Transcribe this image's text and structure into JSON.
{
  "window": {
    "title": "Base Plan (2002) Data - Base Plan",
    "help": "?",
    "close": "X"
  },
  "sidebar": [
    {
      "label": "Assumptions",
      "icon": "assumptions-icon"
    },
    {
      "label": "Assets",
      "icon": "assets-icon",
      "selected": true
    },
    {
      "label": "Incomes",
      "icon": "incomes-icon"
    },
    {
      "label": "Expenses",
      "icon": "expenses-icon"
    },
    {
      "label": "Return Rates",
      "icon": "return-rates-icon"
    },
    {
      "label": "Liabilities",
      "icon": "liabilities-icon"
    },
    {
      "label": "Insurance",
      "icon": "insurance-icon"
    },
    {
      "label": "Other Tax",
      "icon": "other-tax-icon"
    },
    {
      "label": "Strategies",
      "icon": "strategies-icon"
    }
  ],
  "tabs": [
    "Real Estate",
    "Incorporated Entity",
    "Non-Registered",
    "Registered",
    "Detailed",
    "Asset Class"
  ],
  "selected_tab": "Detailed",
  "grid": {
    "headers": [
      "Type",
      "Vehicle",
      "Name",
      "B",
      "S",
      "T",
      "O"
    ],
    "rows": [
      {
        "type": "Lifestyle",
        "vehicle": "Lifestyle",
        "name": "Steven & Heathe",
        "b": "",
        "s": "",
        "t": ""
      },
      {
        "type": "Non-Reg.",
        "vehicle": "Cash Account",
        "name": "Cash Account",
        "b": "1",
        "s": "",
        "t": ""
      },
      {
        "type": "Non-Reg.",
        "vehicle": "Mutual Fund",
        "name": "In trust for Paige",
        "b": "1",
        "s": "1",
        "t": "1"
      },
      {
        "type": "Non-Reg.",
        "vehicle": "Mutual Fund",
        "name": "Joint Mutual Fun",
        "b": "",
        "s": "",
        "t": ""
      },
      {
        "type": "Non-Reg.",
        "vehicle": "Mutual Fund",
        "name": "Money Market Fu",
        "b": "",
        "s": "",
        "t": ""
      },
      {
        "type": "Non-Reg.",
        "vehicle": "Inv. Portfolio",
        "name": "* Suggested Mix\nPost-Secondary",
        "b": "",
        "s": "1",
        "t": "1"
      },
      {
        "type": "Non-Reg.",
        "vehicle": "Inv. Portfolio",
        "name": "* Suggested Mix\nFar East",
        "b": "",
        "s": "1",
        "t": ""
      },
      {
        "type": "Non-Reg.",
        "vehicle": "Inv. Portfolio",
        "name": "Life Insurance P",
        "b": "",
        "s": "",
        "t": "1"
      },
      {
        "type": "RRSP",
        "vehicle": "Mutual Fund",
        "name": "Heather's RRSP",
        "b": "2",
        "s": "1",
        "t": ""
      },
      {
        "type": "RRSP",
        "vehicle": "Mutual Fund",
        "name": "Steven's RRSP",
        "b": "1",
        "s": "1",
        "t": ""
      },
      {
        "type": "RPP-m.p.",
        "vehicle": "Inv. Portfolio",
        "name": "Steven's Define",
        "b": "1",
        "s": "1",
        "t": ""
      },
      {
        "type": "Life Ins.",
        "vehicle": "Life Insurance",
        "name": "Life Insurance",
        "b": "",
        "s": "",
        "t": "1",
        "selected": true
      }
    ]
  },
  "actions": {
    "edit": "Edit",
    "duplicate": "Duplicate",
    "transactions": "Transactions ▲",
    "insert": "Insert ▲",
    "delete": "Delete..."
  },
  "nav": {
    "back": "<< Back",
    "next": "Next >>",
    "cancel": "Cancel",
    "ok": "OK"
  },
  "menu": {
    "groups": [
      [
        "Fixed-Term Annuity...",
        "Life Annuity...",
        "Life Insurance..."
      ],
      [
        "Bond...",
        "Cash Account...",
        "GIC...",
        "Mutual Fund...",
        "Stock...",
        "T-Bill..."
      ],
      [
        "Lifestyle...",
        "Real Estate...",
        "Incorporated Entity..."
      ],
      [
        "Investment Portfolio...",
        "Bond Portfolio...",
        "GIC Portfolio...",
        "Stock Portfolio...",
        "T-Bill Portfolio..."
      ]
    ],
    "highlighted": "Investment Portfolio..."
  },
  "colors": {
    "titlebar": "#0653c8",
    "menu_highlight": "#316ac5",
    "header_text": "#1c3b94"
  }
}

----

WHAT THIS TASK INVOLVES »
Without omitting anything, output the entries exactly.

EXERCISE RESULT »
Transcribe this image's text and structure into JSON.
{
  "window": {
    "title": "Base Plan (2002) Data - Base Plan",
    "help": "?",
    "close": "X"
  },
  "sidebar": [
    {
      "label": "Assumptions",
      "icon": "assumptions-icon"
    },
    {
      "label": "Assets",
      "icon": "assets-icon",
      "selected": true
    },
    {
      "label": "Incomes",
      "icon": "incomes-icon"
    },
    {
      "label": "Expenses",
      "icon": "expenses-icon"
    },
    {
      "label": "Return Rates",
      "icon": "return-rates-icon"
    },
    {
      "label": "Liabilities",
      "icon": "liabilities-icon"
    },
    {
      "label": "Insurance",
      "icon": "insurance-icon"
    },
    {
      "label": "Other Tax",
      "icon": "other-tax-icon"
    },
    {
      "label": "Strategies",
      "icon": "strategies-icon"
    }
  ],
  "tabs": [
    "Real Estate",
    "Incorporated Entity",
    "Non-Registered",
    "Registered",
    "Detailed",
    "Asset Class"
  ],
  "selected_tab": "Detailed",
  "grid": {
    "headers": [
      "Type",
      "Vehicle",
      "Name",
      "B",
      "S",
      "T",
      "O"
    ],
    "rows": [
      {
        "type": "Lifestyle",
        "vehicle": "Lifestyle",
        "name": "Steven & Heathe",
        "b": "",
        "s": "",
        "t": ""
      },
      {
        "type": "Non-Reg.",
        "vehicle": "Cash Account",
        "name": "Cash Account",
        "b": "1",
        "s": "",
        "t": ""
      },
      {
        "type": "Non-Reg.",
        "vehicle": "Mutual Fund",
        "name": "In trust for Paige",
        "b": "1",
        "s": "1",
        "t": "1"
      },
      {
        "type": "Non-Reg.",
        "vehicle": "Mutual Fund",
        "name": "Joint Mutual Fun",
        "b": "",
        "s": "",
        "t": ""
      },
      {
        "type": "Non-Reg.",
        "vehicle": "Mutual Fund",
        "name": "Money Market Fu",
        "b": "",
        "s": "",
        "t": ""
      },
      {
        "type": "Non-Reg.",
        "vehicle": "Inv. Portfolio",
        "name": "* Suggested Mix\nPost-Secondary",
        "b": "",
        "s": "1",
        "t": "1"
      },
      {
        "type": "Non-Reg.",
        "vehicle": "Inv. Portfolio",
        "name": "* Suggested Mix\nFar East",
        "b": "",
        "s": "1",
        "t": ""
      },
      {
        "type": "Non-Reg.",
        "vehicle": "Inv. Portfolio",
        "name": "Life Insurance P",
        "b": "",
        "s": "",
        "t": "1"
      },
      {
        "type": "RRSP",
        "vehicle": "Mutual Fund",
        "name": "Heather's RRSP",
        "b": "2",
        "s": "1",
        "t": ""
      },
      {
        "type": "RRSP",
        "vehicle": "Mutual Fund",
        "name": "Steven's RRSP",
        "b": "1",
        "s": "1",
        "t": ""
      },
      {
        "type": "RPP-m.p.",
        "vehicle": "Inv. Portfolio",
        "name": "Steven's Define",
        "b": "1",
        "s": "1",
        "t": ""
      },
      {
        "type": "Life Ins.",
        "vehicle": "Life Insurance",
        "name": "Life Insurance",
        "b": "",
        "s": "",
        "t": "1",
        "selected": true
      }
    ]
  },
  "actions": {
    "edit": "Edit",
    "duplicate": "Duplicate",
    "transactions": "Transactions ▲",
    "insert": "Insert ▲",
    "delete": "Delete..."
  },
  "nav": {
    "back": "<< Back",
    "next": "Next >>",
    "cancel": "Cancel",
    "ok": "OK"
  },
  "menu": {
    "groups": [
      [
        "Fixed-Term Annuity...",
        "Life Annuity...",
        "Life Insurance..."
      ],
      [
        "Bond...",
        "Cash Account...",
        "GIC...",
        "Mutual Fund...",
        "Stock...",
        "T-Bill..."
      ],
      [
        "Lifestyle...",
        "Real Estate...",
        "Incorporated Entity..."
      ],
      [
        "Investment Portfolio...",
        "Bond Portfolio...",
        "GIC Portfolio...",
        "Stock Portfolio...",
        "T-Bill Portfolio..."
      ]
    ],
    "highlighted": "Investment Portfolio..."
  },
  "colors": {
    "titlebar": "#0653c8",
    "menu_highlight": "#316ac5",
    "header_text": "#1c3b94"
  }
}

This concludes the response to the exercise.